[Chart and figure data]
—————

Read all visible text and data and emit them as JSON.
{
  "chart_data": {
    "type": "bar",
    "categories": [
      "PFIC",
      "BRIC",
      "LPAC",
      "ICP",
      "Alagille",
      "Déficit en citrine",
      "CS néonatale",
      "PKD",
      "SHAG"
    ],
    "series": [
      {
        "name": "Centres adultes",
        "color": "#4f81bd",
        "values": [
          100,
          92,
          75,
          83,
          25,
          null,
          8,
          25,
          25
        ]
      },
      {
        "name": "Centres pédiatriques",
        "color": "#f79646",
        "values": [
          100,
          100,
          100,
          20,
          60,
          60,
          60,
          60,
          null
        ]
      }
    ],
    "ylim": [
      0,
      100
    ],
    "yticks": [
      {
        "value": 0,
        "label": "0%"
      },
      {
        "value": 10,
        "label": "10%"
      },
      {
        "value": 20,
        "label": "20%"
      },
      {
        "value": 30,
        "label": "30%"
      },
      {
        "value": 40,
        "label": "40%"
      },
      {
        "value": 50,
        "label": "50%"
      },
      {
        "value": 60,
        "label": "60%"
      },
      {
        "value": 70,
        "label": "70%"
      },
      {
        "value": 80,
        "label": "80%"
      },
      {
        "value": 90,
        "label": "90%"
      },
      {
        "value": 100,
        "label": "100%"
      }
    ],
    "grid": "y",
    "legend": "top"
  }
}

—————

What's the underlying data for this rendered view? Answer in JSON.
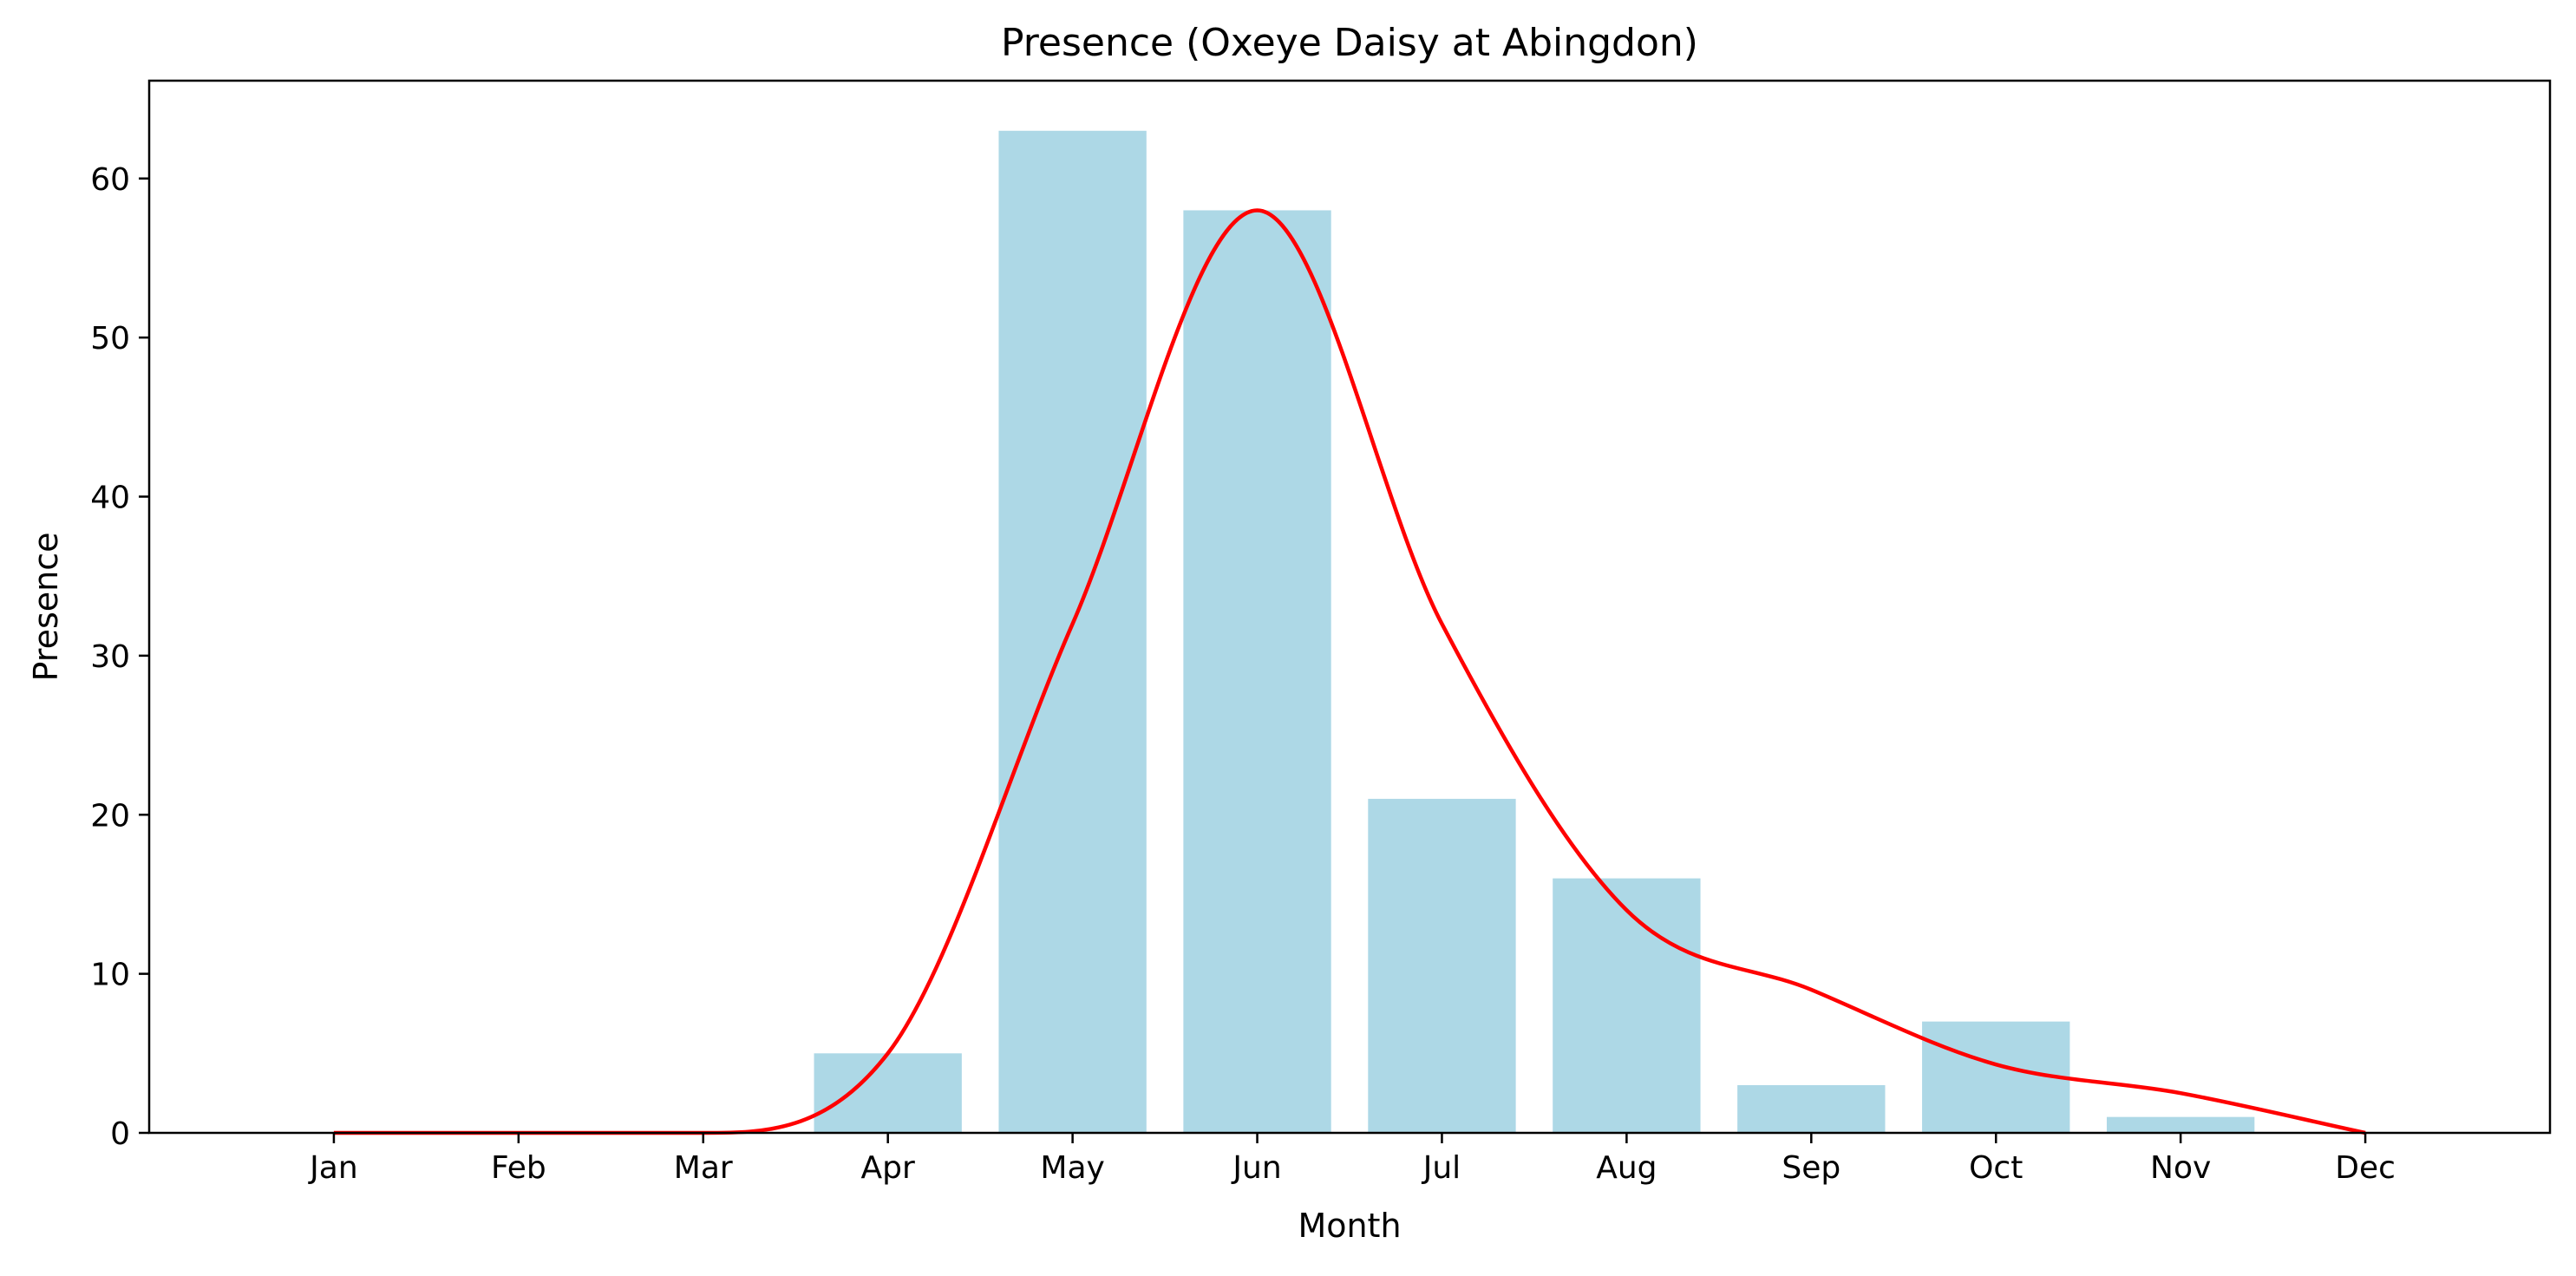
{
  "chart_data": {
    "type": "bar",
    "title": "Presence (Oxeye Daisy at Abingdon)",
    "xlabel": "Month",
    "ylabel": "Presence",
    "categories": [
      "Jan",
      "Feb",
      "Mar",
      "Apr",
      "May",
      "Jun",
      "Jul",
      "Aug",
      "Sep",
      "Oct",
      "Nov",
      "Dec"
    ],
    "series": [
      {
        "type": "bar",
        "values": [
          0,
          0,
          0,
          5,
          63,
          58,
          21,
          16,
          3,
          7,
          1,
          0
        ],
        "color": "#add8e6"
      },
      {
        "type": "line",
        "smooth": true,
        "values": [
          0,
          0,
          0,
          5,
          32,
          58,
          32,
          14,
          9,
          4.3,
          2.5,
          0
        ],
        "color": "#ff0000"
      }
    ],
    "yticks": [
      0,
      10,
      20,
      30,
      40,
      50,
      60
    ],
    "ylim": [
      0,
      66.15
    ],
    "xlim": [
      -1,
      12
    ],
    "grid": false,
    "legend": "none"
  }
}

—————

**What you are asked to do:** Work out how many lines of the listing above include "color". Answer with the number and nothing more.

**Response to the task:** 4